## TEKS KUTIPAN
□ □ □ □ □ □ □
TUHAN (Nama, Kelamin, dan Kesadaran)

Keyakinan, agama, adalah fondasi hidup. Namun jangan sampai ketika mati dan dianggap salah, lalu Anda protes "mengapa saya bersalah, padahal hidup saya sangat agamis?" Lalu Sang Pengadil menjawab, "mari kita lihat hidupmu". Dan ketika melihat hidup Anda, ternyata hanya ada seonggok fondasi disana, fondasi saja namun tidak ada bangunan yang berdiri di atasnya.

“Kita harus menyembah Allah!”
“Tidak, YHWH-lah yang kita sembah!”
“No, He didn’t have a name.”

Lalu, siapakah Dia?

Sudah terlalu banyak orang yang berkutat pada permasalahan yang -dianggap- mendasar namun tidak berhasil menyentuh kedalaman-Nya. Berdebat mengenai nama (atau Nama?) Tuhan sama dengan berusaha mempermasalahkan jenis kelamin-Nya. Ketiga Ibrahimik, yang satu dengan “kami umat Tuhan”, yang satu dengan “kami anak Tuhan”, yang satu dengan “kami hamba Tuhan,” ketiganya saling terkam “jangan anggap hanya kalian umat Tuhan”, “Tuhan itu tidak beranak”, “kita bukan hamba lagi, melainkan rekan Tuhan.”

Pusing? Bagus, berarti Anda berpikir!

Hmm, atau Anda malas mendalami-Nya?

NAMA

Ibrahimik pertama mengenal 270 nama (atau Nama?) Tuhan, Ibrahimik kedua ditambah beberapa sapaan (atau Sapaan?) kecil, dan Ibrahimik ketiga mengenal 99 nama (atau Nama?) Tuhan. Apakah selisih sekitar 170 nama merupakan sebuah kesesatan?
□ □ □ □ □ □ □
## BARIS DATA
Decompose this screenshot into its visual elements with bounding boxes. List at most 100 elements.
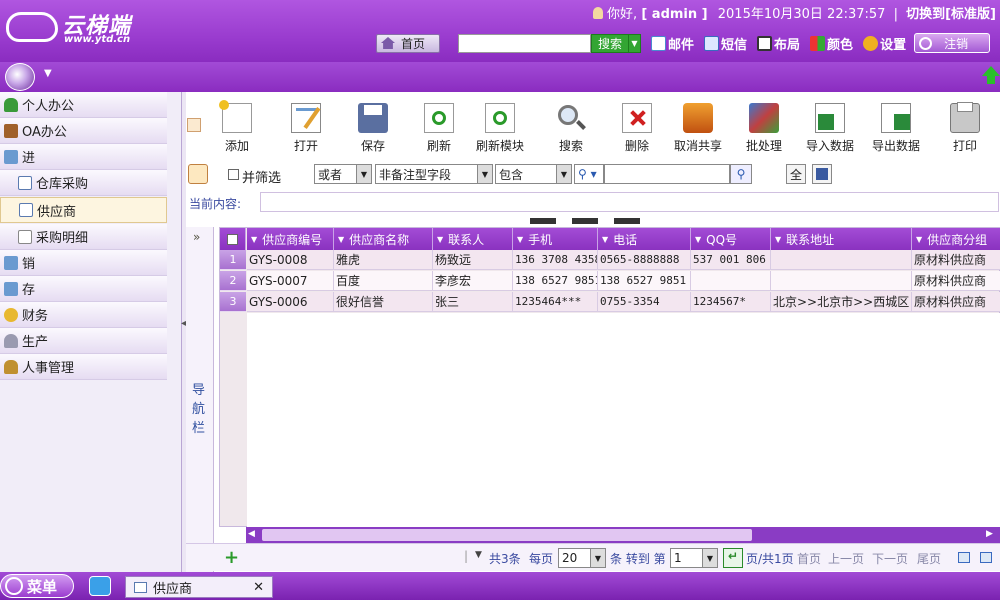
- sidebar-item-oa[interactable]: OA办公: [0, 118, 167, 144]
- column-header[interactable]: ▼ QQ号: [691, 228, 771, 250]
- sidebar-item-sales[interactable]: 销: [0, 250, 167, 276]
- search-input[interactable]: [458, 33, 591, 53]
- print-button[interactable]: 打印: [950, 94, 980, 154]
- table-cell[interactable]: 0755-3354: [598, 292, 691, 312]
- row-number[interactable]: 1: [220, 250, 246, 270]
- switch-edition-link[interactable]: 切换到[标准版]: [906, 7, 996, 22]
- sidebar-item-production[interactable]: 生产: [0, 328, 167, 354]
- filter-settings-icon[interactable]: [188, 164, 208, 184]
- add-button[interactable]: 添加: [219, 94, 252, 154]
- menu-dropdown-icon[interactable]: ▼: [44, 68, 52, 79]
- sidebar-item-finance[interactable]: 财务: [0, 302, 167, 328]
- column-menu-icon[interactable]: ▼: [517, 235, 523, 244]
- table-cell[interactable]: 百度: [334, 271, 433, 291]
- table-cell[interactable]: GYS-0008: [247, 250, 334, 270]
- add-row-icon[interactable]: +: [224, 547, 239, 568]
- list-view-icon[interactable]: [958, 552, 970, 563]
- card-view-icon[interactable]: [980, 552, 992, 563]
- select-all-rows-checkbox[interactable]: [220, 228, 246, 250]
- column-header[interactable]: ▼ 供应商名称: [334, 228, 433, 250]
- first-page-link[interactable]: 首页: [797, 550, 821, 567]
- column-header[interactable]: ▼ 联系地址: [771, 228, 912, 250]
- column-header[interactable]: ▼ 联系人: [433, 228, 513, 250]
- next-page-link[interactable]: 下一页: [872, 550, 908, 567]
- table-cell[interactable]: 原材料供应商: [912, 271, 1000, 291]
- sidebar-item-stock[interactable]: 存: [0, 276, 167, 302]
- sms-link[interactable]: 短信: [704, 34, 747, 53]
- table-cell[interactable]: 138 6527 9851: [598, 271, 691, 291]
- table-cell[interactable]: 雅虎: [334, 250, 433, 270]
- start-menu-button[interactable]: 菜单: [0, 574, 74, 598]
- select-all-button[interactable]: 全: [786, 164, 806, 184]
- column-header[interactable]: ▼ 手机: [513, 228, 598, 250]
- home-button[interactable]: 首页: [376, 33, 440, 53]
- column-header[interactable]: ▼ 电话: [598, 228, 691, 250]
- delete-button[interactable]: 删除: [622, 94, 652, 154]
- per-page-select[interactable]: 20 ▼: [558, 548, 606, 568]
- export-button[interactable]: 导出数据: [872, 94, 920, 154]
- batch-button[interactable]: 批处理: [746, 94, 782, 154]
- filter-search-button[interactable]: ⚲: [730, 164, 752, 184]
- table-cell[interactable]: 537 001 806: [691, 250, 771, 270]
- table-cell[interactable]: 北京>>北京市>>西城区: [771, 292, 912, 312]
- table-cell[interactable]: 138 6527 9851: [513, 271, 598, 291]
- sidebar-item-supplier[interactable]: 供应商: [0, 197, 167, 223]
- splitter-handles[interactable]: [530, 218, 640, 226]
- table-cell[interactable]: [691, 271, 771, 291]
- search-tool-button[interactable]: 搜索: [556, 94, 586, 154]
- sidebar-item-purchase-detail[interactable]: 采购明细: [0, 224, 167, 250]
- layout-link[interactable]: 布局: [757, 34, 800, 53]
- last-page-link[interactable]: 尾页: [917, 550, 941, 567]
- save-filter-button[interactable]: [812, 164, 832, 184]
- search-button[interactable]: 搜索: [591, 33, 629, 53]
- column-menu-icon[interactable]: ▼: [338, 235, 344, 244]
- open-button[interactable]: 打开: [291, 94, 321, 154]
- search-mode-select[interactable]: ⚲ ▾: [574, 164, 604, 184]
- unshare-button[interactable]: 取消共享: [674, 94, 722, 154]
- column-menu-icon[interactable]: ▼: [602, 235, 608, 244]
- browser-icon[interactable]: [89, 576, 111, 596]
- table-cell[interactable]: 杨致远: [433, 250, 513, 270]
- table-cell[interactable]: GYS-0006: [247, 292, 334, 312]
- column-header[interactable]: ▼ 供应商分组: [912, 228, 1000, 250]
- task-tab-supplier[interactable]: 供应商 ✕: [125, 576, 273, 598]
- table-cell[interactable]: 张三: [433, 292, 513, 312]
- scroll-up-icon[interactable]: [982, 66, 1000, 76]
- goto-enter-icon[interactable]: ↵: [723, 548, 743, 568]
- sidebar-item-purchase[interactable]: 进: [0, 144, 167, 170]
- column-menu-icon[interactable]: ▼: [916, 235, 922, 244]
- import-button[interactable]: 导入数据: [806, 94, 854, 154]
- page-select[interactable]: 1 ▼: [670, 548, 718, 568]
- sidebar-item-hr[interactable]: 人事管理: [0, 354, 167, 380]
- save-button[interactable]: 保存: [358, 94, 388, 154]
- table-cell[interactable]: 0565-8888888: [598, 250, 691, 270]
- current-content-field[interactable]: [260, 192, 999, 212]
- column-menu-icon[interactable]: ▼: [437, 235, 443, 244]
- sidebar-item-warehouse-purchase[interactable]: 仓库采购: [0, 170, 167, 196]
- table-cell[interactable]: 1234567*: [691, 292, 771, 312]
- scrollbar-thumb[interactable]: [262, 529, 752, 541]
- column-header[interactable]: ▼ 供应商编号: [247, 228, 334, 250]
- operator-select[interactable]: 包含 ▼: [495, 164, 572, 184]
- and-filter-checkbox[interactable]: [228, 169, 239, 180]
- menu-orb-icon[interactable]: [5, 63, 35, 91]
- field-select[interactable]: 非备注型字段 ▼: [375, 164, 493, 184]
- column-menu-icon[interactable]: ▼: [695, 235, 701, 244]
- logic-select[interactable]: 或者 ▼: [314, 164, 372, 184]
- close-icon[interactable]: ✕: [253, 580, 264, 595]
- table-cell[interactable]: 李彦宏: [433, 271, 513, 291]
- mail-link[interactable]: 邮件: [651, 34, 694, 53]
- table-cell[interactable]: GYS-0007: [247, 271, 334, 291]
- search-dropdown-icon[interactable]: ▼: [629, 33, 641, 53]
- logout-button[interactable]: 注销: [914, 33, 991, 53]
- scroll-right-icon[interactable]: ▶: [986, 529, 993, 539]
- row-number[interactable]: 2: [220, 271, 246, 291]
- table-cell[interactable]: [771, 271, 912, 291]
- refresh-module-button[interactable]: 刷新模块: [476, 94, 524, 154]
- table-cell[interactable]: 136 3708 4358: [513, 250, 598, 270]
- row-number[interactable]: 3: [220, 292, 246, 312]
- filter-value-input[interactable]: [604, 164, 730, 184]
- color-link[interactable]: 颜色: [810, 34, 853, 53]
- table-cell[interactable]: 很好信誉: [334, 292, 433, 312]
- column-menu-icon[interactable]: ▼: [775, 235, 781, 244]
□ □ □ □ □ □ □
## PERMINTAAN
• 1. Tuliskan bagian teks kutipan mulai dari "Sudah terlalu banyak" sampai dengan "merupakan sebuah kesesatan?".
• 2. Tolong terjemahkan kalimat dari teks kutipan ini ke dalam bahasa Inggris: "Keyakinan, agama, adalah fondasi hidup."
• 3. Menurut teks kutipan, berapa nama Tuhan yang dikenal oleh Ibrahimik ketiga?

## JAWABAN PER TUGAS
• 1.
Sudah terlalu banyak orang yang berkutat pada permasalahan yang -dianggap- mendasar namun tidak berhasil menyentuh kedalaman-Nya. Berdebat mengenai nama (atau Nama?) Tuhan sama dengan berusaha mempermasalahkan jenis kelamin-Nya. Ketiga Ibrahimik, yang satu dengan “kami umat Tuhan”, yang satu dengan “kami anak Tuhan”, yang satu dengan “kami hamba Tuhan,” ketiganya saling terkam “jangan anggap hanya kalian umat Tuhan”, “Tuhan itu tidak beranak”, “kita bukan hamba lagi, melainkan rekan Tuhan.”

Pusing? Bagus, berarti Anda berpikir!

Hmm, atau Anda malas mendalami-Nya?

NAMA

Ibrahimik pertama mengenal 270 nama (atau Nama?) Tuhan, Ibrahimik kedua ditambah beberapa sapaan (atau Sapaan?) kecil, dan Ibrahimik ketiga mengenal 99 nama (atau Nama?) Tuhan. Apakah selisih sekitar 170 nama merupakan sebuah kesesatan?

• 2. Belief, religion, is the foundation of life.

• 3. 99 nama.